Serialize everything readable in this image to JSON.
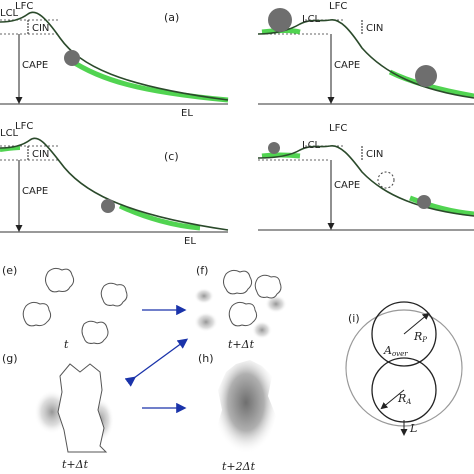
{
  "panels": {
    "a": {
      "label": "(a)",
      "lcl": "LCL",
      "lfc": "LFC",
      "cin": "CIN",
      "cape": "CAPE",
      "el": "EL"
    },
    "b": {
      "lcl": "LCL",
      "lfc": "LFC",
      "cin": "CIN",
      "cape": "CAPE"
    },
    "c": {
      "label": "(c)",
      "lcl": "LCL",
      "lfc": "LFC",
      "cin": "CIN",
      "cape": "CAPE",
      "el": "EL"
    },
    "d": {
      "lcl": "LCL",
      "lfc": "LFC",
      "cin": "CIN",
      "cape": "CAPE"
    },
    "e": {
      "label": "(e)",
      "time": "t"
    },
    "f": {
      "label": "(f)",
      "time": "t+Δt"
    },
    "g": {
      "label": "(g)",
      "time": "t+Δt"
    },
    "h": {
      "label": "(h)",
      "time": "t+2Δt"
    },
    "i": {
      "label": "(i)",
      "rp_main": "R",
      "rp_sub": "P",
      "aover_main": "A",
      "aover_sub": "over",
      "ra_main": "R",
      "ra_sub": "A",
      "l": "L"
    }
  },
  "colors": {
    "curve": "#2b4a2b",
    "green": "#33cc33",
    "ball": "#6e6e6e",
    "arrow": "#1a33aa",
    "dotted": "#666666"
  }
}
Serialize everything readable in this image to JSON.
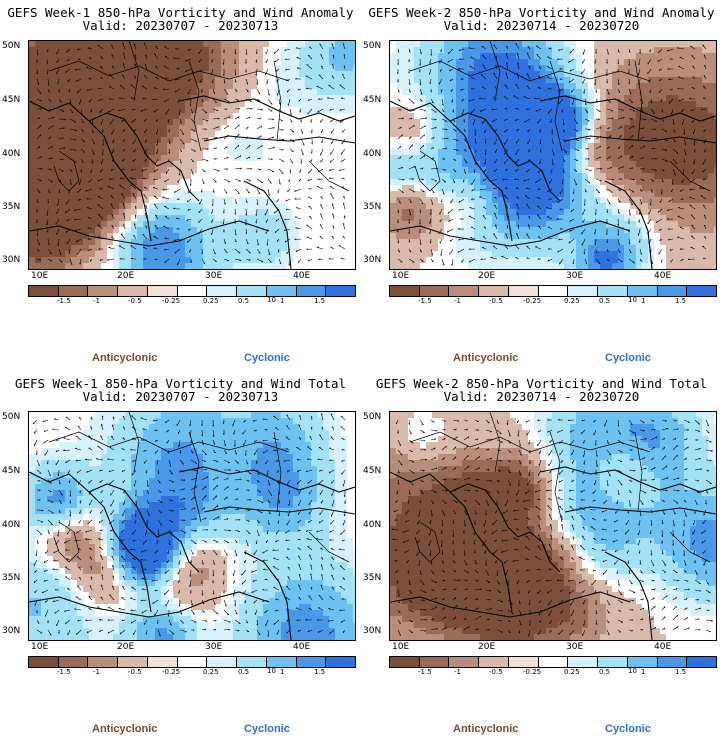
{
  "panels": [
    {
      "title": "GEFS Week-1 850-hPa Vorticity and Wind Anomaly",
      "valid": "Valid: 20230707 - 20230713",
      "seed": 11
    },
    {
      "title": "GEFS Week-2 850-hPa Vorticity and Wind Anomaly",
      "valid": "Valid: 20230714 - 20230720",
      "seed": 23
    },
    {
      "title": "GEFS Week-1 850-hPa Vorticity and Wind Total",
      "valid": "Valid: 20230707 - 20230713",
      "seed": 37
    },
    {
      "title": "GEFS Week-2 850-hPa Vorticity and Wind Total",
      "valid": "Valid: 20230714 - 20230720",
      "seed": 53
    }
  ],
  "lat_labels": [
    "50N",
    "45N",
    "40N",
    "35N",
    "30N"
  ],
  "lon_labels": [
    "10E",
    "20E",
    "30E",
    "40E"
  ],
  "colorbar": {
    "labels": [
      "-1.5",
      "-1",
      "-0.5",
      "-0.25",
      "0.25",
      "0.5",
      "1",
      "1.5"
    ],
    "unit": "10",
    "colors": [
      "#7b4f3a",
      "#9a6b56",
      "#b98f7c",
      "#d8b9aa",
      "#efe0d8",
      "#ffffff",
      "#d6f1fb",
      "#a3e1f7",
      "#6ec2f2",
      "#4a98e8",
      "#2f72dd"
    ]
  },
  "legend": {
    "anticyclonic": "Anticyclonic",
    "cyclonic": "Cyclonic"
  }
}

------

- [What you have to do] Pull out every line containing "GEFS".

- [Response]
      "title": "GEFS Week-1 850-hPa Vorticity and Wind Anomaly",
      "title": "GEFS Week-2 850-hPa Vorticity and Wind Anomaly",
      "title": "GEFS Week-1 850-hPa Vorticity and Wind Total",
      "title": "GEFS Week-2 850-hPa Vorticity and Wind Total",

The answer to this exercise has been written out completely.